* **Written instruction**
Write out all the material exactly. Leave nothing out.

[Extracted records]
^^^^^^^^

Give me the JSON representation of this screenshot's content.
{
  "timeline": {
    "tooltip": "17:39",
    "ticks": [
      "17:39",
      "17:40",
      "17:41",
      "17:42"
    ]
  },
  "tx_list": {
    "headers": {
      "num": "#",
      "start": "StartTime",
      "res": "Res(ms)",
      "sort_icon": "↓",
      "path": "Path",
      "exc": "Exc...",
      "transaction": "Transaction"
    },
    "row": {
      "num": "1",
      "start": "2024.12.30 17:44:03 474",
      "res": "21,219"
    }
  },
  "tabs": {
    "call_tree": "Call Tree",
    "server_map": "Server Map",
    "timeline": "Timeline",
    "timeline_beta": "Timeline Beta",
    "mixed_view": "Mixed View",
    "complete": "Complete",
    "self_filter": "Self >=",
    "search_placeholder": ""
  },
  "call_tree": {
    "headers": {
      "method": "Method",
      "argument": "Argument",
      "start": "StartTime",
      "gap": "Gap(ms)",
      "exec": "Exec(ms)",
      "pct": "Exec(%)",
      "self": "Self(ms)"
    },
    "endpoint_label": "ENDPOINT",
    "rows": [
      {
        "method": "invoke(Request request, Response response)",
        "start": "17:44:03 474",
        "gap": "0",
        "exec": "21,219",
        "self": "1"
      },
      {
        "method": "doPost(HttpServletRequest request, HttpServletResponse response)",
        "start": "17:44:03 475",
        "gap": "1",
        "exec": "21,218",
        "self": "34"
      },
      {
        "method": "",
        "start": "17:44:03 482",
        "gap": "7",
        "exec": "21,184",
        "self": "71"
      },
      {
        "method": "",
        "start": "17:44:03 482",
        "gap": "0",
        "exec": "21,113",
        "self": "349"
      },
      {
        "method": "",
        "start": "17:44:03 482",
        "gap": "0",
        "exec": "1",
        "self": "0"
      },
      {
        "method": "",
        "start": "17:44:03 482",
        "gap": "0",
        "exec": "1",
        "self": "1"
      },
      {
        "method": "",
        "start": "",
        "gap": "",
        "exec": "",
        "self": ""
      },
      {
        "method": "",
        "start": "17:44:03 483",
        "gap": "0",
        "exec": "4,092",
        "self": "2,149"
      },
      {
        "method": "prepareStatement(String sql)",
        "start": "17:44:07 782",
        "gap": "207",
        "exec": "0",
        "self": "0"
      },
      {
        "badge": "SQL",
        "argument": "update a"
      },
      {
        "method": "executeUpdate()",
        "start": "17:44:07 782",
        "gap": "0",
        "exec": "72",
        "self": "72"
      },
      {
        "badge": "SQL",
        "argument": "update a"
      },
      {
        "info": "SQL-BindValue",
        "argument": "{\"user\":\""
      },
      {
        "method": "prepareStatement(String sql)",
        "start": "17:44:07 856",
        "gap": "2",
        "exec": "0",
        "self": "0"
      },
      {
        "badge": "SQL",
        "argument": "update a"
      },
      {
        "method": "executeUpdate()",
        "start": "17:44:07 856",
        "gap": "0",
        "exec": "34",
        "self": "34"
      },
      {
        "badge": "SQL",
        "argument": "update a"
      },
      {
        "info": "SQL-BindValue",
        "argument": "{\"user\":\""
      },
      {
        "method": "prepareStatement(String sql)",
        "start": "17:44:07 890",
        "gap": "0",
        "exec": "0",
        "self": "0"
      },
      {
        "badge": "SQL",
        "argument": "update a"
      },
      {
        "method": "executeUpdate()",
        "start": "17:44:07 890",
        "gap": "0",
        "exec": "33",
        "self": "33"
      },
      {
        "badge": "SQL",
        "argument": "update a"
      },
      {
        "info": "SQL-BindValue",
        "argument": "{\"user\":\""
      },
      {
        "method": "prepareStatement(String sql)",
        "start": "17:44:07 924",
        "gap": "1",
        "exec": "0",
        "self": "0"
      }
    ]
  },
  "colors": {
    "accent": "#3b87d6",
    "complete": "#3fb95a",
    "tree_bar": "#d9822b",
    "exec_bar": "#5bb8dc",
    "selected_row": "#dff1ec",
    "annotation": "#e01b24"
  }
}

^^^^^^^^

* **Finished answer**
Give me the JSON representation of this screenshot's content.
{
  "timeline": {
    "tooltip": "17:39",
    "ticks": [
      "17:39",
      "17:40",
      "17:41",
      "17:42"
    ]
  },
  "tx_list": {
    "headers": {
      "num": "#",
      "start": "StartTime",
      "res": "Res(ms)",
      "sort_icon": "↓",
      "path": "Path",
      "exc": "Exc...",
      "transaction": "Transaction"
    },
    "row": {
      "num": "1",
      "start": "2024.12.30 17:44:03 474",
      "res": "21,219"
    }
  },
  "tabs": {
    "call_tree": "Call Tree",
    "server_map": "Server Map",
    "timeline": "Timeline",
    "timeline_beta": "Timeline Beta",
    "mixed_view": "Mixed View",
    "complete": "Complete",
    "self_filter": "Self >=",
    "search_placeholder": ""
  },
  "call_tree": {
    "headers": {
      "method": "Method",
      "argument": "Argument",
      "start": "StartTime",
      "gap": "Gap(ms)",
      "exec": "Exec(ms)",
      "pct": "Exec(%)",
      "self": "Self(ms)"
    },
    "endpoint_label": "ENDPOINT",
    "rows": [
      {
        "method": "invoke(Request request, Response response)",
        "start": "17:44:03 474",
        "gap": "0",
        "exec": "21,219",
        "self": "1"
      },
      {
        "method": "doPost(HttpServletRequest request, HttpServletResponse response)",
        "start": "17:44:03 475",
        "gap": "1",
        "exec": "21,218",
        "self": "34"
      },
      {
        "method": "",
        "start": "17:44:03 482",
        "gap": "7",
        "exec": "21,184",
        "self": "71"
      },
      {
        "method": "",
        "start": "17:44:03 482",
        "gap": "0",
        "exec": "21,113",
        "self": "349"
      },
      {
        "method": "",
        "start": "17:44:03 482",
        "gap": "0",
        "exec": "1",
        "self": "0"
      },
      {
        "method": "",
        "start": "17:44:03 482",
        "gap": "0",
        "exec": "1",
        "self": "1"
      },
      {
        "method": "",
        "start": "",
        "gap": "",
        "exec": "",
        "self": ""
      },
      {
        "method": "",
        "start": "17:44:03 483",
        "gap": "0",
        "exec": "4,092",
        "self": "2,149"
      },
      {
        "method": "prepareStatement(String sql)",
        "start": "17:44:07 782",
        "gap": "207",
        "exec": "0",
        "self": "0"
      },
      {
        "badge": "SQL",
        "argument": "update a"
      },
      {
        "method": "executeUpdate()",
        "start": "17:44:07 782",
        "gap": "0",
        "exec": "72",
        "self": "72"
      },
      {
        "badge": "SQL",
        "argument": "update a"
      },
      {
        "info": "SQL-BindValue",
        "argument": "{\"user\":\""
      },
      {
        "method": "prepareStatement(String sql)",
        "start": "17:44:07 856",
        "gap": "2",
        "exec": "0",
        "self": "0"
      },
      {
        "badge": "SQL",
        "argument": "update a"
      },
      {
        "method": "executeUpdate()",
        "start": "17:44:07 856",
        "gap": "0",
        "exec": "34",
        "self": "34"
      },
      {
        "badge": "SQL",
        "argument": "update a"
      },
      {
        "info": "SQL-BindValue",
        "argument": "{\"user\":\""
      },
      {
        "method": "prepareStatement(String sql)",
        "start": "17:44:07 890",
        "gap": "0",
        "exec": "0",
        "self": "0"
      },
      {
        "badge": "SQL",
        "argument": "update a"
      },
      {
        "method": "executeUpdate()",
        "start": "17:44:07 890",
        "gap": "0",
        "exec": "33",
        "self": "33"
      },
      {
        "badge": "SQL",
        "argument": "update a"
      },
      {
        "info": "SQL-BindValue",
        "argument": "{\"user\":\""
      },
      {
        "method": "prepareStatement(String sql)",
        "start": "17:44:07 924",
        "gap": "1",
        "exec": "0",
        "self": "0"
      }
    ]
  },
  "colors": {
    "accent": "#3b87d6",
    "complete": "#3fb95a",
    "tree_bar": "#d9822b",
    "exec_bar": "#5bb8dc",
    "selected_row": "#dff1ec",
    "annotation": "#e01b24"
  }
}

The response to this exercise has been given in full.